**WHAT TO DO**: Copy out the data below as written; omit any images.

○ ○ ○ ○ ○ ○ ○

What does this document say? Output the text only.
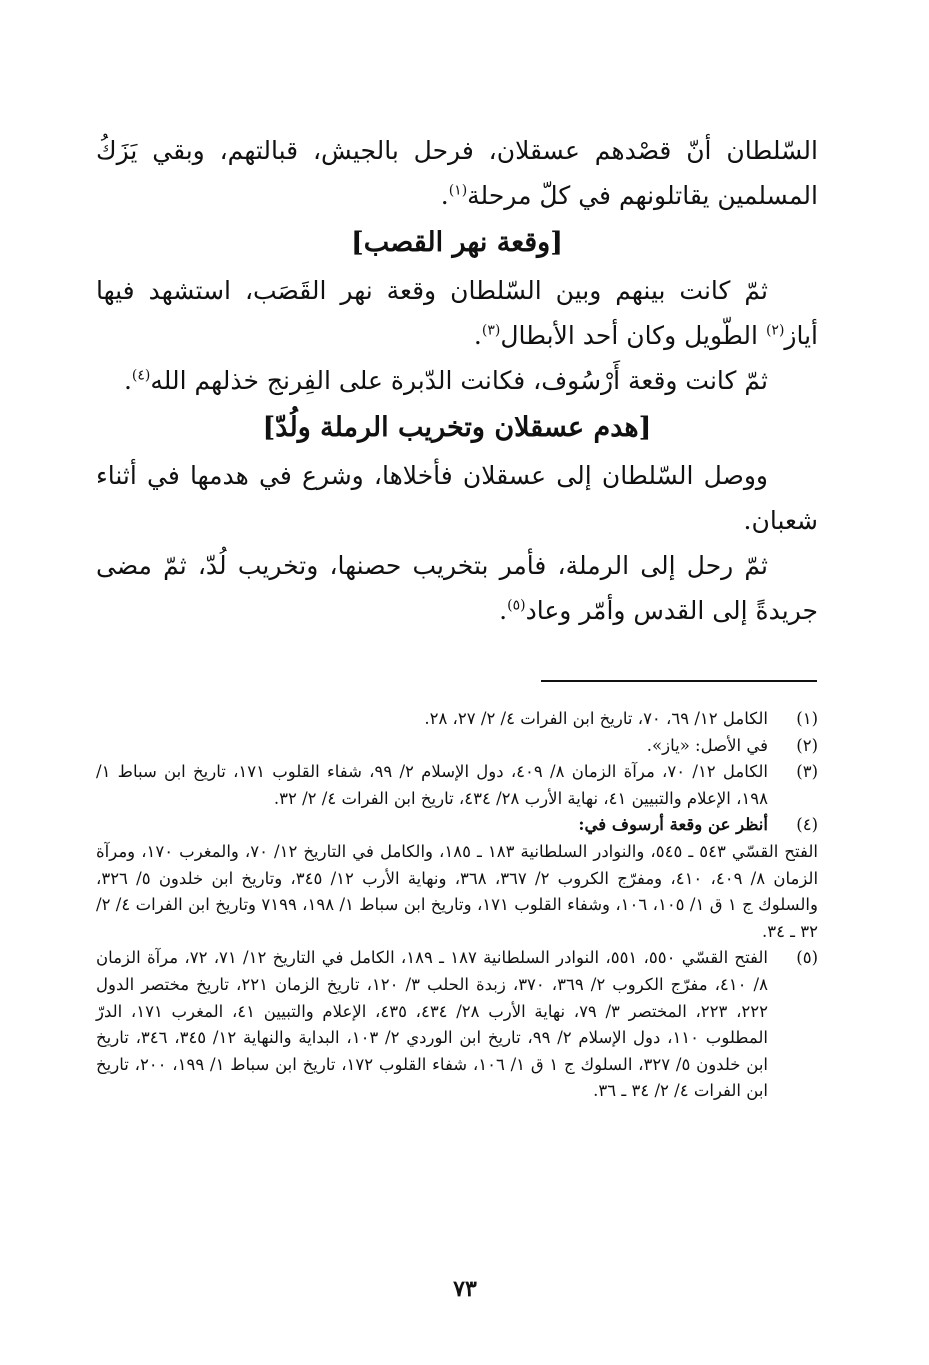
السّلطان أنّ قصْدهم عسقلان، فرحل بالجيش، قبالتهم، وبقي يَزَكُ المسلمين يقاتلونهم في كلّ مرحلة$^{(١)}$.

[وقعة نهر القصب]

ثمّ كانت بينهم وبين السّلطان وقعة نهر القَصَب، استشهد فيها أياز$^{(٢)}$ الطّويل وكان أحد الأبطال$^{(٣)}$.

ثمّ كانت وقعة أَرْسُوف، فكانت الدّبرة على الفِرنج خذلهم الله$^{(٤)}$.

[هدم عسقلان وتخريب الرملة ولُدّ]

ووصل السّلطان إلى عسقلان فأخلاها، وشرع في هدمها في أثناء شعبان.

ثمّ رحل إلى الرملة، فأمر بتخريب حصنها، وتخريب لُدّ، ثمّ مضى جريدةً إلى القدس وأمّر وعاد$^{(٥)}$.

(١)
الكامل ١٢/ ٦٩، ٧٠، تاريخ ابن الفرات ٤/ ٢/ ٢٧، ٢٨.
(٢)
في الأصل: «ياز».
(٣)
الكامل ١٢/ ٧٠، مرآة الزمان ٨/ ٤٠٩، دول الإسلام ٢/ ٩٩، شفاء القلوب ١٧١، تاريخ ابن سباط ١/ ١٩٨، الإعلام والتبيين ٤١، نهاية الأرب ٢٨/ ٤٣٤، تاريخ ابن الفرات ٤/ ٢/ ٣٢.
(٤)
أنظر عن وقعة أرسوف في:
الفتح القسّي ٥٤٣ ـ ٥٤٥، والنوادر السلطانية ١٨٣ ـ ١٨٥، والكامل في التاريخ ١٢/ ٧٠، والمغرب ١٧٠، ومرآة الزمان ٨/ ٤٠٩، ٤١٠، ومفرّج الكروب ٢/ ٣٦٧، ٣٦٨، ونهاية الأرب ١٢/ ٣٤٥، وتاريخ ابن خلدون ٥/ ٣٢٦، والسلوك ج ١ ق ١/ ١٠٥، ١٠٦، وشفاء القلوب ١٧١، وتاريخ ابن سباط ١/ ١٩٨، ٧١٩٩ وتاريخ ابن الفرات ٤/ ٢/ ٣٢ ـ ٣٤.
(٥)
الفتح القسّي ٥٥٠، ٥٥١، النوادر السلطانية ١٨٧ ـ ١٨٩، الكامل في التاريخ ١٢/ ٧١، ٧٢، مرآة الزمان ٨/ ٤١٠، مفرّج الكروب ٢/ ٣٦٩، ٣٧٠، زبدة الحلب ٣/ ١٢٠، تاريخ الزمان ٢٢١، تاريخ مختصر الدول ٢٢٢، ٢٢٣، المختصر ٣/ ٧٩، نهاية الأرب ٢٨/ ٤٣٤، ٤٣٥، الإعلام والتبيين ٤١، المغرب ١٧١، الدرّ المطلوب ١١٠، دول الإسلام ٢/ ٩٩، تاريخ ابن الوردي ٢/ ١٠٣، البداية والنهاية ١٢/ ٣٤٥، ٣٤٦، تاريخ ابن خلدون ٥/ ٣٢٧، السلوك ج ١ ق ١/ ١٠٦، شفاء القلوب ١٧٢، تاريخ ابن سباط ١/ ١٩٩، ٢٠٠، تاريخ ابن الفرات ٤/ ٢/ ٣٤ ـ ٣٦.
٧٣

○ ○ ○ ○ ○ ○ ○

**ANSWER**:
What does this document say? Output the text only.
السّلطان أنّ قصْدهم عسقلان، فرحل بالجيش، قبالتهم، وبقي يَزَكُ المسلمين يقاتلونهم في كلّ مرحلة$^{(١)}$.

[وقعة نهر القصب]

ثمّ كانت بينهم وبين السّلطان وقعة نهر القَصَب، استشهد فيها أياز$^{(٢)}$ الطّويل وكان أحد الأبطال$^{(٣)}$.

ثمّ كانت وقعة أَرْسُوف، فكانت الدّبرة على الفِرنج خذلهم الله$^{(٤)}$.

[هدم عسقلان وتخريب الرملة ولُدّ]

ووصل السّلطان إلى عسقلان فأخلاها، وشرع في هدمها في أثناء شعبان.

ثمّ رحل إلى الرملة، فأمر بتخريب حصنها، وتخريب لُدّ، ثمّ مضى جريدةً إلى القدس وأمّر وعاد$^{(٥)}$.

(١)
الكامل ١٢/ ٦٩، ٧٠، تاريخ ابن الفرات ٤/ ٢/ ٢٧، ٢٨.
(٢)
في الأصل: «ياز».
(٣)
الكامل ١٢/ ٧٠، مرآة الزمان ٨/ ٤٠٩، دول الإسلام ٢/ ٩٩، شفاء القلوب ١٧١، تاريخ ابن سباط ١/ ١٩٨، الإعلام والتبيين ٤١، نهاية الأرب ٢٨/ ٤٣٤، تاريخ ابن الفرات ٤/ ٢/ ٣٢.
(٤)
أنظر عن وقعة أرسوف في:
الفتح القسّي ٥٤٣ ـ ٥٤٥، والنوادر السلطانية ١٨٣ ـ ١٨٥، والكامل في التاريخ ١٢/ ٧٠، والمغرب ١٧٠، ومرآة الزمان ٨/ ٤٠٩، ٤١٠، ومفرّج الكروب ٢/ ٣٦٧، ٣٦٨، ونهاية الأرب ١٢/ ٣٤٥، وتاريخ ابن خلدون ٥/ ٣٢٦، والسلوك ج ١ ق ١/ ١٠٥، ١٠٦، وشفاء القلوب ١٧١، وتاريخ ابن سباط ١/ ١٩٨، ٧١٩٩ وتاريخ ابن الفرات ٤/ ٢/ ٣٢ ـ ٣٤.
(٥)
الفتح القسّي ٥٥٠، ٥٥١، النوادر السلطانية ١٨٧ ـ ١٨٩، الكامل في التاريخ ١٢/ ٧١، ٧٢، مرآة الزمان ٨/ ٤١٠، مفرّج الكروب ٢/ ٣٦٩، ٣٧٠، زبدة الحلب ٣/ ١٢٠، تاريخ الزمان ٢٢١، تاريخ مختصر الدول ٢٢٢، ٢٢٣، المختصر ٣/ ٧٩، نهاية الأرب ٢٨/ ٤٣٤، ٤٣٥، الإعلام والتبيين ٤١، المغرب ١٧١، الدرّ المطلوب ١١٠، دول الإسلام ٢/ ٩٩، تاريخ ابن الوردي ٢/ ١٠٣، البداية والنهاية ١٢/ ٣٤٥، ٣٤٦، تاريخ ابن خلدون ٥/ ٣٢٧، السلوك ج ١ ق ١/ ١٠٦، شفاء القلوب ١٧٢، تاريخ ابن سباط ١/ ١٩٩، ٢٠٠، تاريخ ابن الفرات ٤/ ٢/ ٣٤ ـ ٣٦.
٧٣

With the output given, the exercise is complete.